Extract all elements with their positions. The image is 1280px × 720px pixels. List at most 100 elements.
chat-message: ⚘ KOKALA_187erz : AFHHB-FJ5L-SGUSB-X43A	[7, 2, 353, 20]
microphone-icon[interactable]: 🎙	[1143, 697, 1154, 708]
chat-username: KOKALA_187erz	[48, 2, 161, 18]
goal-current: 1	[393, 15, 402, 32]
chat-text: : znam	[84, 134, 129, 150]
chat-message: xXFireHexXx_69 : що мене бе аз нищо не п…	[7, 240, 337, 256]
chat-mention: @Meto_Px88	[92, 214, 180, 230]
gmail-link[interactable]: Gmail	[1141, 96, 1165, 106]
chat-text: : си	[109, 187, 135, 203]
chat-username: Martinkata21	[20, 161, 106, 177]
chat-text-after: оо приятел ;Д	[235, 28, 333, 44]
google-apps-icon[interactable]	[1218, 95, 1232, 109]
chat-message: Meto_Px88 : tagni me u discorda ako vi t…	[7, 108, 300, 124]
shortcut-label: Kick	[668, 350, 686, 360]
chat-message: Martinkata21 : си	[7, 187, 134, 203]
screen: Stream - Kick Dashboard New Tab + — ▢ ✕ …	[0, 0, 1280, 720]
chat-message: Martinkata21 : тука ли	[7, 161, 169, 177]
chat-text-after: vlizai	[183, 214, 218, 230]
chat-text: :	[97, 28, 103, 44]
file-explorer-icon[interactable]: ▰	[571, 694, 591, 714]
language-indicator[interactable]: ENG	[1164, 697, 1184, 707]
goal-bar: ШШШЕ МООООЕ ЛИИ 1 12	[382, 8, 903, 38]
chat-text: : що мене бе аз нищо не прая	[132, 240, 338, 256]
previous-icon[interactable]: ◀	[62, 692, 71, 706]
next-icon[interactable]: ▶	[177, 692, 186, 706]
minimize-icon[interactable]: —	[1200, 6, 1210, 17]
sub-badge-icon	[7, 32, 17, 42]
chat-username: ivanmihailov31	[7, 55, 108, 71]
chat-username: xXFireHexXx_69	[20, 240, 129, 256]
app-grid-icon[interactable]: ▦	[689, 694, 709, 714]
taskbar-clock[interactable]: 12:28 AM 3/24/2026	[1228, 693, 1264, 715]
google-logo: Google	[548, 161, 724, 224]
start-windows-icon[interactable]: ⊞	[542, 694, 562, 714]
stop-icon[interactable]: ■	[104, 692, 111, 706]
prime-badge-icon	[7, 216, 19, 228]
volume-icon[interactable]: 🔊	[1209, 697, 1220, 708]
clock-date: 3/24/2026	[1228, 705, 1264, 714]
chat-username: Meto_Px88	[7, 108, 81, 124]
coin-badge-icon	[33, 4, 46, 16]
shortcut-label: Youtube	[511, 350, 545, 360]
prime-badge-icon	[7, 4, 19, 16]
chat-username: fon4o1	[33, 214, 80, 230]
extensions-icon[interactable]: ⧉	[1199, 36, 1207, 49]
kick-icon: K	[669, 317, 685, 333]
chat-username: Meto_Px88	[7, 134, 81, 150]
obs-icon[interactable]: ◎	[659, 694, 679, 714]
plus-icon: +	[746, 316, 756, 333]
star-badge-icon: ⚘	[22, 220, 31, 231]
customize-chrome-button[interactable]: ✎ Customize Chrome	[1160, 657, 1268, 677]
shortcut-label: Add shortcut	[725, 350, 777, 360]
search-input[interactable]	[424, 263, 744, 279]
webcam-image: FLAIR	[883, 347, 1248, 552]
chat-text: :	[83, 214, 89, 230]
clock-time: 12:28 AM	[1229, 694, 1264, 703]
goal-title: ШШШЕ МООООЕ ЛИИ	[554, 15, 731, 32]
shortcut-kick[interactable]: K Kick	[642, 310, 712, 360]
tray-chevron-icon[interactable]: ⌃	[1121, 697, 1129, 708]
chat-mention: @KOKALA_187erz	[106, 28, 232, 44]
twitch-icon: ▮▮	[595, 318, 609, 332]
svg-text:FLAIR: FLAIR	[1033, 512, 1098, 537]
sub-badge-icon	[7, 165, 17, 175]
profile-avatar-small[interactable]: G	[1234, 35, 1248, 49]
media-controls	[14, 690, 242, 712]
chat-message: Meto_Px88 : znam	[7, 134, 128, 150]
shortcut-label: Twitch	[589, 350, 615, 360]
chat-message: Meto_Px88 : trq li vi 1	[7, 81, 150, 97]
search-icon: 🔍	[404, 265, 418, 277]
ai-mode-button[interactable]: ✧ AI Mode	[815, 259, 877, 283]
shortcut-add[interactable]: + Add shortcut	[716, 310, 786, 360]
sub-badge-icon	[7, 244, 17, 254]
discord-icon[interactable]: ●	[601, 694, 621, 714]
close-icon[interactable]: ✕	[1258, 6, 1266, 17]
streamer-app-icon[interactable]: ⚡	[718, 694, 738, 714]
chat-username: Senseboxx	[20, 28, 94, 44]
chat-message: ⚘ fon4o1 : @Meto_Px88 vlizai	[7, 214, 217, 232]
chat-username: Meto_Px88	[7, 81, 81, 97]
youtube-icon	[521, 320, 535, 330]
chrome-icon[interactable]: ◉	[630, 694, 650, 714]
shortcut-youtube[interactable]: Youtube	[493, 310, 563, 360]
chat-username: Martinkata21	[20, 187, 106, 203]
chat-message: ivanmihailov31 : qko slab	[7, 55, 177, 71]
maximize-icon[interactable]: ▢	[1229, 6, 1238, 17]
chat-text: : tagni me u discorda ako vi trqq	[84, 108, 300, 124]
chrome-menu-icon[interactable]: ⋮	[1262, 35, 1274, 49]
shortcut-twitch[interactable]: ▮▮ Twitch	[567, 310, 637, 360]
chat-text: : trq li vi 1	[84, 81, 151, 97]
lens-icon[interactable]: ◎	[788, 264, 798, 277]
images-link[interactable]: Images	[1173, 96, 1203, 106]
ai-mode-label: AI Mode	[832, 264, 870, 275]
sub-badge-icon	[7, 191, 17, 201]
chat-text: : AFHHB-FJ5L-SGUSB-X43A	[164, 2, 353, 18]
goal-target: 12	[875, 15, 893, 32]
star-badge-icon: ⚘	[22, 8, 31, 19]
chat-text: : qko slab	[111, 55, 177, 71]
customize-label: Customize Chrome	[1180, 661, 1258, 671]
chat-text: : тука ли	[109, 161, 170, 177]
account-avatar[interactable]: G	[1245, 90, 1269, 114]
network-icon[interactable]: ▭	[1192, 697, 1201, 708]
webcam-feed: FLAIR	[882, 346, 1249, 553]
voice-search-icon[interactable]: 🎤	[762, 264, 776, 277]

=======

WORK TO BE COMPLETED - Please rewrite the items from their start through the line that contains "134, 129, 150]", putting "chat-author" in place of "chat-username" and changing nothing else.

COMPLETE ANSWER -
Extract all elements with their positions. The image is 1280px × 720px pixels. List at most 100 elements.
chat-message: ⚘ KOKALA_187erz : AFHHB-FJ5L-SGUSB-X43A	[7, 2, 353, 20]
microphone-icon[interactable]: 🎙	[1143, 697, 1154, 708]
chat-author: KOKALA_187erz	[48, 2, 161, 18]
goal-current: 1	[393, 15, 402, 32]
chat-text: : znam	[84, 134, 129, 150]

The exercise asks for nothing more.